[What is expected] Gather the lines that hold the string "overcrowded".

[Data records]
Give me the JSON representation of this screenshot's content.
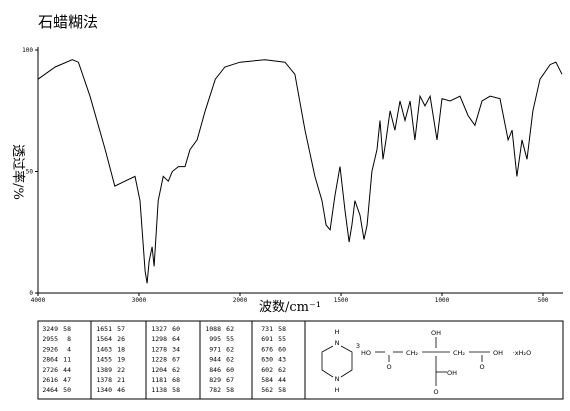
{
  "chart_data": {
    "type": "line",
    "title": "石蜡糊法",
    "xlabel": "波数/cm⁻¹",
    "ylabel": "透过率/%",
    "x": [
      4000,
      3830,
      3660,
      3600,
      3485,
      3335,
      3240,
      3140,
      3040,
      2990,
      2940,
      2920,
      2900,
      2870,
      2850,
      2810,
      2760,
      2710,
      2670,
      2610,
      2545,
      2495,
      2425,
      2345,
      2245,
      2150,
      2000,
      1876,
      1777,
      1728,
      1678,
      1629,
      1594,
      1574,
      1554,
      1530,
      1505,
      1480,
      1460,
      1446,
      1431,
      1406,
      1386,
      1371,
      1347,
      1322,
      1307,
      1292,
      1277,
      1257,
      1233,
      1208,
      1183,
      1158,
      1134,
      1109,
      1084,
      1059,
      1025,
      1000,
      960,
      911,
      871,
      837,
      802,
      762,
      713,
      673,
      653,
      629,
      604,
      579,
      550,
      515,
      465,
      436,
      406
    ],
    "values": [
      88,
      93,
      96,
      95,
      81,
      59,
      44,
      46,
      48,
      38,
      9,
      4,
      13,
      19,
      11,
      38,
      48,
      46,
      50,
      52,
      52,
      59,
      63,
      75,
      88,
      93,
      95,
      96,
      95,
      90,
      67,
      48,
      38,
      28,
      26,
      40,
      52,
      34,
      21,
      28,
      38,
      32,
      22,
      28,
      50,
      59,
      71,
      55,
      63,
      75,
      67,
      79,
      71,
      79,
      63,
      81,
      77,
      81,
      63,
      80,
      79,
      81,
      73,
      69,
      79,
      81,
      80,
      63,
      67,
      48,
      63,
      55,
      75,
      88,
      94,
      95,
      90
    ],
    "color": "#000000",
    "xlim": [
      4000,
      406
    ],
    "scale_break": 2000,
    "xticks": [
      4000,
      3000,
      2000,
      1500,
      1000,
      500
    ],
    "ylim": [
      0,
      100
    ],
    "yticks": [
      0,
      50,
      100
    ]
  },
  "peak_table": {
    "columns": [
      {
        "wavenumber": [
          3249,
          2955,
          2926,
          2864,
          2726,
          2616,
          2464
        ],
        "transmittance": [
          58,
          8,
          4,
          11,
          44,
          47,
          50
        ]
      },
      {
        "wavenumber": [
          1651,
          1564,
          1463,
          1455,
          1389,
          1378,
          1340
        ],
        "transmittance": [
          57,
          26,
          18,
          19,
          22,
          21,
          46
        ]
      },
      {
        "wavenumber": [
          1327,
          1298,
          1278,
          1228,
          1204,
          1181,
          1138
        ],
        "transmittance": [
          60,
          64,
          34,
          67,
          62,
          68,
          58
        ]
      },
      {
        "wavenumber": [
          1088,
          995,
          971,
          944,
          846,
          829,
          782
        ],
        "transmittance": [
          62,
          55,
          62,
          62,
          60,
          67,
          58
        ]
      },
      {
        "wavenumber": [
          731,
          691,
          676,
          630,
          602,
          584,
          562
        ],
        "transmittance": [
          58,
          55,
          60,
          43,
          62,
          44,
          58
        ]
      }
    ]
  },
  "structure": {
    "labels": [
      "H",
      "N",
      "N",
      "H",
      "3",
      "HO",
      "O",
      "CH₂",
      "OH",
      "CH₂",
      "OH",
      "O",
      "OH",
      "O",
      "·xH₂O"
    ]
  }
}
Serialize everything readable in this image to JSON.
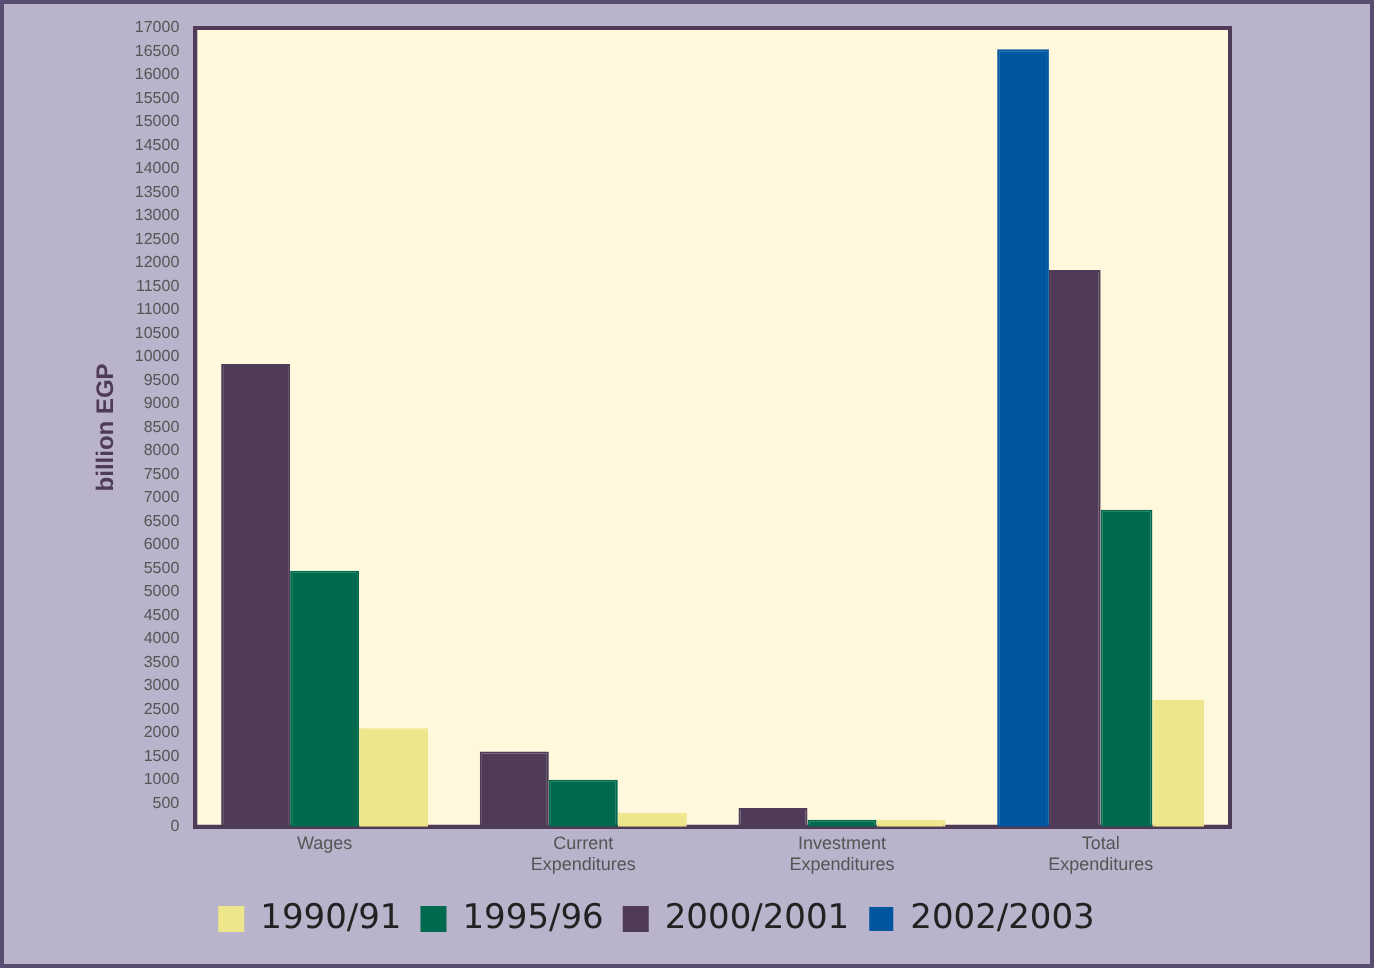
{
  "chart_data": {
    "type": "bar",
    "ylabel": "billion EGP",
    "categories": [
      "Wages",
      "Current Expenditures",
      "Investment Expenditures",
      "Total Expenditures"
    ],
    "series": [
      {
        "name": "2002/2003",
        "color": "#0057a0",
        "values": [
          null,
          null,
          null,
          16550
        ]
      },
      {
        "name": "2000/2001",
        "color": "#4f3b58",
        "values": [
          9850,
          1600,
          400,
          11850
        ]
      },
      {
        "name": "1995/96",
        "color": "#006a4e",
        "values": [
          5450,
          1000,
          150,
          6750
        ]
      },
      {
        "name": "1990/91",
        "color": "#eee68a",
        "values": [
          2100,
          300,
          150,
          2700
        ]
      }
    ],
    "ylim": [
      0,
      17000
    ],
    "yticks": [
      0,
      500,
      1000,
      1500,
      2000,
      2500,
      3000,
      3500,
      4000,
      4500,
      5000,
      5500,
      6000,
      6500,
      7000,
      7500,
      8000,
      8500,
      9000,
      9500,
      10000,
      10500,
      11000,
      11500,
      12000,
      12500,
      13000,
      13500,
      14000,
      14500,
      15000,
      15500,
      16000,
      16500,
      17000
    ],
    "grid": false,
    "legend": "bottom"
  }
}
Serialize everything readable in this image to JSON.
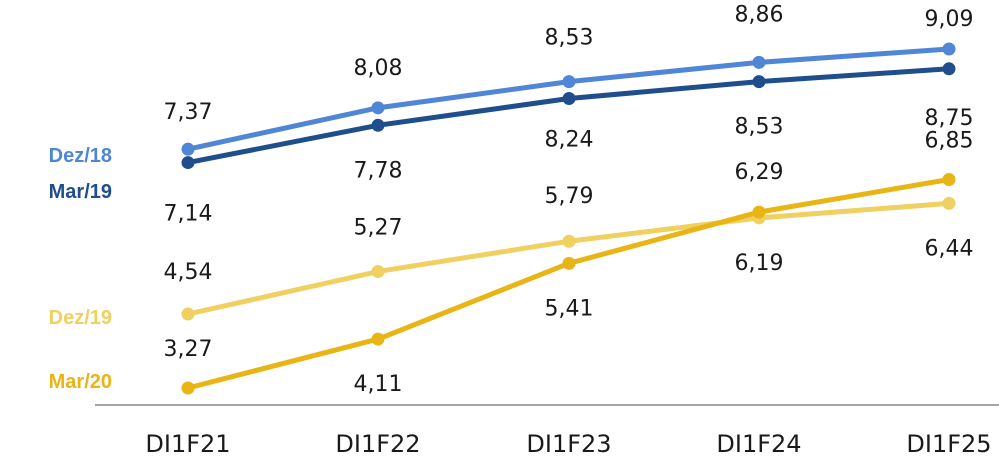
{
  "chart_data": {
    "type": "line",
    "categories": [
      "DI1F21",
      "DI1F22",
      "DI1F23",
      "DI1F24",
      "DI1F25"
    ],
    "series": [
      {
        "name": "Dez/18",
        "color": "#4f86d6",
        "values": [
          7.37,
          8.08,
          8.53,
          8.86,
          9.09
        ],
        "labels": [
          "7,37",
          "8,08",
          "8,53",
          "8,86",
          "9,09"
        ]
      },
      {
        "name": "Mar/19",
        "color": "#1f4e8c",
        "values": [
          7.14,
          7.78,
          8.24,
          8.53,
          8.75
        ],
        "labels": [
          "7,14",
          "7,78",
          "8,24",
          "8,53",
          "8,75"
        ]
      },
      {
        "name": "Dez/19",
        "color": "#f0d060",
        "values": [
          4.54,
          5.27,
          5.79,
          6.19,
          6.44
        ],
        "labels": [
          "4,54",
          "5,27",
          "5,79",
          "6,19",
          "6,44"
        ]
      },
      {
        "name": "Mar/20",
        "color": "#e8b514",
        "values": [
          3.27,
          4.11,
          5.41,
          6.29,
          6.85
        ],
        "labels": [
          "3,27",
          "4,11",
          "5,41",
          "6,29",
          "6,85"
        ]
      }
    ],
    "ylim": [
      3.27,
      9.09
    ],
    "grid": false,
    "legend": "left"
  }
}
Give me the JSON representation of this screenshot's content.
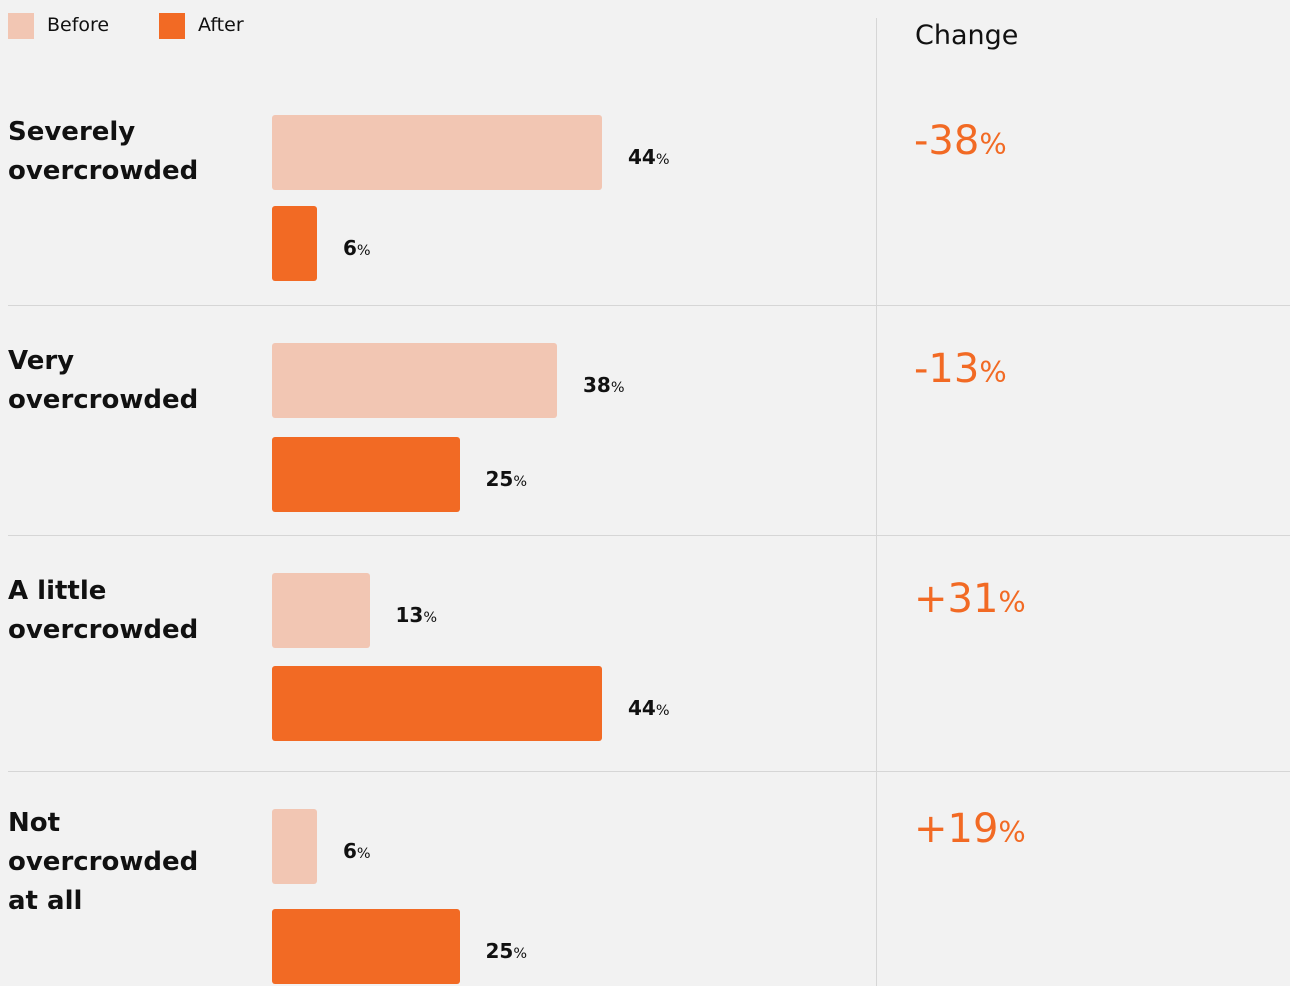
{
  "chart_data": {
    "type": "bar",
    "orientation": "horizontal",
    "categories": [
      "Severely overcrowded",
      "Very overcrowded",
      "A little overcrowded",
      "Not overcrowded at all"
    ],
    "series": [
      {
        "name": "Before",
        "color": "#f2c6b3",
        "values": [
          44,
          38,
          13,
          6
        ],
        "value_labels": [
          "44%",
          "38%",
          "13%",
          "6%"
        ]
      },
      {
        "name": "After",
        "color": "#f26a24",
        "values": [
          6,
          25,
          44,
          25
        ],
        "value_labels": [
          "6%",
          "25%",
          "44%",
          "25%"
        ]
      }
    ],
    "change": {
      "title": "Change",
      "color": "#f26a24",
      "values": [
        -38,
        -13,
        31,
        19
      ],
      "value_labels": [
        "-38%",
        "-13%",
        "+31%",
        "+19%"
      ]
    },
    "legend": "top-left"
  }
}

[Answer for the task]
      "Severely overcrowded",
      "Very overcrowded",
      "A little overcrowded",
      "Not overcrowded at all"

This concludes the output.